# [TASK TO COMPLETE]
Your task is to transcribe the data in full.

# [DATA SUPPLIED]
----

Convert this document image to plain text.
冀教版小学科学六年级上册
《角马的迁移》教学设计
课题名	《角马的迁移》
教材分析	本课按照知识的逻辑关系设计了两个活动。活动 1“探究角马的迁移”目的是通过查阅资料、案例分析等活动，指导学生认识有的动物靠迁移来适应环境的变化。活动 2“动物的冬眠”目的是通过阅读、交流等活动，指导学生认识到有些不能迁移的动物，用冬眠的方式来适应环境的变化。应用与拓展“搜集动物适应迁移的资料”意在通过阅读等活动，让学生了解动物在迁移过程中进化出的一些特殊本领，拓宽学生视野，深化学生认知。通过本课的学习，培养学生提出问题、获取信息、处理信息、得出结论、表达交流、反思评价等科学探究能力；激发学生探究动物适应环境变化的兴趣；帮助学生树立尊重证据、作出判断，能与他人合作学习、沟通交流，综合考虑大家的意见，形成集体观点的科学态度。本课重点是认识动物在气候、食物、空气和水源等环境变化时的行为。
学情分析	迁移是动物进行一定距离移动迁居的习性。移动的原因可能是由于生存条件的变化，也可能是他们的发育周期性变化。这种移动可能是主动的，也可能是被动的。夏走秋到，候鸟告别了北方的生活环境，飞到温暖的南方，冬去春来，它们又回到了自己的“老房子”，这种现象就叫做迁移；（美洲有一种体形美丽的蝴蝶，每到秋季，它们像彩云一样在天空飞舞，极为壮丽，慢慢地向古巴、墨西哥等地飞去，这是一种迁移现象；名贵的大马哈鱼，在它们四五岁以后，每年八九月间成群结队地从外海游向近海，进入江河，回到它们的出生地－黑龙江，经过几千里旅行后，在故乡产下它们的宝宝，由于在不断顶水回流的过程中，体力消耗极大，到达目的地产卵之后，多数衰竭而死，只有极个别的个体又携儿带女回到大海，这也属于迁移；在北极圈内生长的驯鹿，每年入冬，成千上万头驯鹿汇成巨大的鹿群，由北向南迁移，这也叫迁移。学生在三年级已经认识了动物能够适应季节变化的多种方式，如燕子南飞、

----

# [TASK RESPONSE]
Convert this document image to plain text.
冀教版小学科学六年级上册
《角马的迁移》教学设计
课题名	《角马的迁移》
教材分析	本课按照知识的逻辑关系设计了两个活动。活动 1“探究角马的迁移”目的是通过查阅资料、案例分析等活动，指导学生认识有的动物靠迁移来适应环境的变化。活动 2“动物的冬眠”目的是通过阅读、交流等活动，指导学生认识到有些不能迁移的动物，用冬眠的方式来适应环境的变化。应用与拓展“搜集动物适应迁移的资料”意在通过阅读等活动，让学生了解动物在迁移过程中进化出的一些特殊本领，拓宽学生视野，深化学生认知。通过本课的学习，培养学生提出问题、获取信息、处理信息、得出结论、表达交流、反思评价等科学探究能力；激发学生探究动物适应环境变化的兴趣；帮助学生树立尊重证据、作出判断，能与他人合作学习、沟通交流，综合考虑大家的意见，形成集体观点的科学态度。本课重点是认识动物在气候、食物、空气和水源等环境变化时的行为。
学情分析	迁移是动物进行一定距离移动迁居的习性。移动的原因可能是由于生存条件的变化，也可能是他们的发育周期性变化。这种移动可能是主动的，也可能是被动的。夏走秋到，候鸟告别了北方的生活环境，飞到温暖的南方，冬去春来，它们又回到了自己的“老房子”，这种现象就叫做迁移；（美洲有一种体形美丽的蝴蝶，每到秋季，它们像彩云一样在天空飞舞，极为壮丽，慢慢地向古巴、墨西哥等地飞去，这是一种迁移现象；名贵的大马哈鱼，在它们四五岁以后，每年八九月间成群结队地从外海游向近海，进入江河，回到它们的出生地－黑龙江，经过几千里旅行后，在故乡产下它们的宝宝，由于在不断顶水回流的过程中，体力消耗极大，到达目的地产卵之后，多数衰竭而死，只有极个别的个体又携儿带女回到大海，这也属于迁移；在北极圈内生长的驯鹿，每年入冬，成千上万头驯鹿汇成巨大的鹿群，由北向南迁移，这也叫迁移。学生在三年级已经认识了动物能够适应季节变化的多种方式，如燕子南飞、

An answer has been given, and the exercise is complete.